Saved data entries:
- - - - -

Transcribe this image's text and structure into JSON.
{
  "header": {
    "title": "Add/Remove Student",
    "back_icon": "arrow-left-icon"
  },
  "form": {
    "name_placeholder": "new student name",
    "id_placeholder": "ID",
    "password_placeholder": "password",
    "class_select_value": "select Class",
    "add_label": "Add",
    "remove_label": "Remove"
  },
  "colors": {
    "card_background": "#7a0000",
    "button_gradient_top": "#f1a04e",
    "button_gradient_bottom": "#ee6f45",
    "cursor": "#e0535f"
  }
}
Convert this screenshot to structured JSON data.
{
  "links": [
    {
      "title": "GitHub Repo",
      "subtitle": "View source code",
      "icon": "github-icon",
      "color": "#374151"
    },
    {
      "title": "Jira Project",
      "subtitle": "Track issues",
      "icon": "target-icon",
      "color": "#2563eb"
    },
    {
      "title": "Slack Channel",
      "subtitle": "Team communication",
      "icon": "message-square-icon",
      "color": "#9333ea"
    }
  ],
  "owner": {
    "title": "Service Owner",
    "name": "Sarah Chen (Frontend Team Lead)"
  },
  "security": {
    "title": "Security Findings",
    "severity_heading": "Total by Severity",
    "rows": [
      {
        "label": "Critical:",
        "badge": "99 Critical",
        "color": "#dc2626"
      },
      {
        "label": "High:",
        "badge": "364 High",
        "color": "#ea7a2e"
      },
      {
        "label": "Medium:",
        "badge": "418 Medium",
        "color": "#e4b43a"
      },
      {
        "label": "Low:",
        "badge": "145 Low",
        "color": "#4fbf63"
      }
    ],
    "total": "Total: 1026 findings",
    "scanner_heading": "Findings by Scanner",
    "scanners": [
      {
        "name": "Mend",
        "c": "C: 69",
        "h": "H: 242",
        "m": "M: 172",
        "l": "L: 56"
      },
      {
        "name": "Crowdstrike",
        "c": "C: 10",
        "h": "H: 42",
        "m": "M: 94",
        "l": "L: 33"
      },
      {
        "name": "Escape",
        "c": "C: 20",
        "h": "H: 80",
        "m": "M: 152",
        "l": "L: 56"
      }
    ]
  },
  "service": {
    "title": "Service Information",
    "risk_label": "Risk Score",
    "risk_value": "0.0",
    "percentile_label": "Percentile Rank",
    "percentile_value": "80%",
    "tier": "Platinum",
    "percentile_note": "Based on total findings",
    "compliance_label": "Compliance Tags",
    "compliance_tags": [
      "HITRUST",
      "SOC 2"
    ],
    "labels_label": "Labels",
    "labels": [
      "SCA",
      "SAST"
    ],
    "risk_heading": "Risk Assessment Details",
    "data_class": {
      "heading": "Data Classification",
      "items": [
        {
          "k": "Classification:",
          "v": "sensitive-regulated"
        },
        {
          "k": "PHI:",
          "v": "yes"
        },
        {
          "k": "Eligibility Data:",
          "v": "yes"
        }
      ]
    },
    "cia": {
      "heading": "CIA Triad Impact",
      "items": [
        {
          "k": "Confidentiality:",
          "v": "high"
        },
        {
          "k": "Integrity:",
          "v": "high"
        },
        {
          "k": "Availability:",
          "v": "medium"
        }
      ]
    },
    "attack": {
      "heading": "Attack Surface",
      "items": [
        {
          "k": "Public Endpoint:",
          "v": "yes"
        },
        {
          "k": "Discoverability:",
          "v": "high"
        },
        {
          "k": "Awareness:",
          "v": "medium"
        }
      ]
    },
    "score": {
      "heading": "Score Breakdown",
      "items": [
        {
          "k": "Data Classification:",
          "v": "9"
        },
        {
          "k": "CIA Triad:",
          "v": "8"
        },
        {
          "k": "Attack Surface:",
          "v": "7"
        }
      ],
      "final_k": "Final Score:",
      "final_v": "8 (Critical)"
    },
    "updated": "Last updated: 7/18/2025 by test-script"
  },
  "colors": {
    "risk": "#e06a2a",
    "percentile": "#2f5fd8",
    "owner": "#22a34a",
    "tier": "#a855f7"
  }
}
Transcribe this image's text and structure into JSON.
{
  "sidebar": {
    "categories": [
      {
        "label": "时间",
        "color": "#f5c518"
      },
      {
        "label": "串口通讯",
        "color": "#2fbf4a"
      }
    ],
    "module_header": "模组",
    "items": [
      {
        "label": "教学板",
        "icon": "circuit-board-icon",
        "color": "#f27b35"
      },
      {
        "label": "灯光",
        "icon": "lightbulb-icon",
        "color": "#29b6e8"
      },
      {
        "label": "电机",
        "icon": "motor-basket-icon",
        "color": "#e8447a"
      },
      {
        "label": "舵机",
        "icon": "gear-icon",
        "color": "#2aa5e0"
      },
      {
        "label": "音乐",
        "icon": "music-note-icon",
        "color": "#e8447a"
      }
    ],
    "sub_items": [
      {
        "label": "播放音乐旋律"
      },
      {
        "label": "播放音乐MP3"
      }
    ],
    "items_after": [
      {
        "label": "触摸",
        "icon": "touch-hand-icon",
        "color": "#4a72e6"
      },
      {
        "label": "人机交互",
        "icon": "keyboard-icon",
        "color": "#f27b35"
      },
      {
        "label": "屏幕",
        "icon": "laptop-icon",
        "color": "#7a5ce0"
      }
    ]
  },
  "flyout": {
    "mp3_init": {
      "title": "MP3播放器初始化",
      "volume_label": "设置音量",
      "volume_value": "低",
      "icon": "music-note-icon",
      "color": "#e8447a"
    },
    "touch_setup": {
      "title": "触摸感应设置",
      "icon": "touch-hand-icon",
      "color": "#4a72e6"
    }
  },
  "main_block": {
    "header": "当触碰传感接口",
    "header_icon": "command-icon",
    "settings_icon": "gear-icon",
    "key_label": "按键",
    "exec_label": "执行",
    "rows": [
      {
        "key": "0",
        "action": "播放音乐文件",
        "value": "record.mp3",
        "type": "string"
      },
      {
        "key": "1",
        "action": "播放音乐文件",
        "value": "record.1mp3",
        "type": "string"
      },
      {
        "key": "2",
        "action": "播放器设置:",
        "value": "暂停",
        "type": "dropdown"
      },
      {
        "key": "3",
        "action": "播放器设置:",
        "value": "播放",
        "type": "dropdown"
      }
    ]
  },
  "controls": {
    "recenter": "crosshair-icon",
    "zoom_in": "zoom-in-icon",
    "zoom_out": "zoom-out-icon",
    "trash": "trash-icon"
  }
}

- - - - -

[Written request]
Print back all the lines verbatim.

[Written response]
Transcribe this image's text and structure into JSON.
{
  "header": {
    "title": "Add/Remove Student",
    "back_icon": "arrow-left-icon"
  },
  "form": {
    "name_placeholder": "new student name",
    "id_placeholder": "ID",
    "password_placeholder": "password",
    "class_select_value": "select Class",
    "add_label": "Add",
    "remove_label": "Remove"
  },
  "colors": {
    "card_background": "#7a0000",
    "button_gradient_top": "#f1a04e",
    "button_gradient_bottom": "#ee6f45",
    "cursor": "#e0535f"
  }
}
Convert this screenshot to structured JSON data.
{
  "links": [
    {
      "title": "GitHub Repo",
      "subtitle": "View source code",
      "icon": "github-icon",
      "color": "#374151"
    },
    {
      "title": "Jira Project",
      "subtitle": "Track issues",
      "icon": "target-icon",
      "color": "#2563eb"
    },
    {
      "title": "Slack Channel",
      "subtitle": "Team communication",
      "icon": "message-square-icon",
      "color": "#9333ea"
    }
  ],
  "owner": {
    "title": "Service Owner",
    "name": "Sarah Chen (Frontend Team Lead)"
  },
  "security": {
    "title": "Security Findings",
    "severity_heading": "Total by Severity",
    "rows": [
      {
        "label": "Critical:",
        "badge": "99 Critical",
        "color": "#dc2626"
      },
      {
        "label": "High:",
        "badge": "364 High",
        "color": "#ea7a2e"
      },
      {
        "label": "Medium:",
        "badge": "418 Medium",
        "color": "#e4b43a"
      },
      {
        "label": "Low:",
        "badge": "145 Low",
        "color": "#4fbf63"
      }
    ],
    "total": "Total: 1026 findings",
    "scanner_heading": "Findings by Scanner",
    "scanners": [
      {
        "name": "Mend",
        "c": "C: 69",
        "h": "H: 242",
        "m": "M: 172",
        "l": "L: 56"
      },
      {
        "name": "Crowdstrike",
        "c": "C: 10",
        "h": "H: 42",
        "m": "M: 94",
        "l": "L: 33"
      },
      {
        "name": "Escape",
        "c": "C: 20",
        "h": "H: 80",
        "m": "M: 152",
        "l": "L: 56"
      }
    ]
  },
  "service": {
    "title": "Service Information",
    "risk_label": "Risk Score",
    "risk_value": "0.0",
    "percentile_label": "Percentile Rank",
    "percentile_value": "80%",
    "tier": "Platinum",
    "percentile_note": "Based on total findings",
    "compliance_label": "Compliance Tags",
    "compliance_tags": [
      "HITRUST",
      "SOC 2"
    ],
    "labels_label": "Labels",
    "labels": [
      "SCA",
      "SAST"
    ],
    "risk_heading": "Risk Assessment Details",
    "data_class": {
      "heading": "Data Classification",
      "items": [
        {
          "k": "Classification:",
          "v": "sensitive-regulated"
        },
        {
          "k": "PHI:",
          "v": "yes"
        },
        {
          "k": "Eligibility Data:",
          "v": "yes"
        }
      ]
    },
    "cia": {
      "heading": "CIA Triad Impact",
      "items": [
        {
          "k": "Confidentiality:",
          "v": "high"
        },
        {
          "k": "Integrity:",
          "v": "high"
        },
        {
          "k": "Availability:",
          "v": "medium"
        }
      ]
    },
    "attack": {
      "heading": "Attack Surface",
      "items": [
        {
          "k": "Public Endpoint:",
          "v": "yes"
        },
        {
          "k": "Discoverability:",
          "v": "high"
        },
        {
          "k": "Awareness:",
          "v": "medium"
        }
      ]
    },
    "score": {
      "heading": "Score Breakdown",
      "items": [
        {
          "k": "Data Classification:",
          "v": "9"
        },
        {
          "k": "CIA Triad:",
          "v": "8"
        },
        {
          "k": "Attack Surface:",
          "v": "7"
        }
      ],
      "final_k": "Final Score:",
      "final_v": "8 (Critical)"
    },
    "updated": "Last updated: 7/18/2025 by test-script"
  },
  "colors": {
    "risk": "#e06a2a",
    "percentile": "#2f5fd8",
    "owner": "#22a34a",
    "tier": "#a855f7"
  }
}
Transcribe this image's text and structure into JSON.
{
  "sidebar": {
    "categories": [
      {
        "label": "时间",
        "color": "#f5c518"
      },
      {
        "label": "串口通讯",
        "color": "#2fbf4a"
      }
    ],
    "module_header": "模组",
    "items": [
      {
        "label": "教学板",
        "icon": "circuit-board-icon",
        "color": "#f27b35"
      },
      {
        "label": "灯光",
        "icon": "lightbulb-icon",
        "color": "#29b6e8"
      },
      {
        "label": "电机",
        "icon": "motor-basket-icon",
        "color": "#e8447a"
      },
      {
        "label": "舵机",
        "icon": "gear-icon",
        "color": "#2aa5e0"
      },
      {
        "label": "音乐",
        "icon": "music-note-icon",
        "color": "#e8447a"
      }
    ],
    "sub_items": [
      {
        "label": "播放音乐旋律"
      },
      {
        "label": "播放音乐MP3"
      }
    ],
    "items_after": [
      {
        "label": "触摸",
        "icon": "touch-hand-icon",
        "color": "#4a72e6"
      },
      {
        "label": "人机交互",
        "icon": "keyboard-icon",
        "color": "#f27b35"
      },
      {
        "label": "屏幕",
        "icon": "laptop-icon",
        "color": "#7a5ce0"
      }
    ]
  },
  "flyout": {
    "mp3_init": {
      "title": "MP3播放器初始化",
      "volume_label": "设置音量",
      "volume_value": "低",
      "icon": "music-note-icon",
      "color": "#e8447a"
    },
    "touch_setup": {
      "title": "触摸感应设置",
      "icon": "touch-hand-icon",
      "color": "#4a72e6"
    }
  },
  "main_block": {
    "header": "当触碰传感接口",
    "header_icon": "command-icon",
    "settings_icon": "gear-icon",
    "key_label": "按键",
    "exec_label": "执行",
    "rows": [
      {
        "key": "0",
        "action": "播放音乐文件",
        "value": "record.mp3",
        "type": "string"
      },
      {
        "key": "1",
        "action": "播放音乐文件",
        "value": "record.1mp3",
        "type": "string"
      },
      {
        "key": "2",
        "action": "播放器设置:",
        "value": "暂停",
        "type": "dropdown"
      },
      {
        "key": "3",
        "action": "播放器设置:",
        "value": "播放",
        "type": "dropdown"
      }
    ]
  },
  "controls": {
    "recenter": "crosshair-icon",
    "zoom_in": "zoom-in-icon",
    "zoom_out": "zoom-out-icon",
    "trash": "trash-icon"
  }
}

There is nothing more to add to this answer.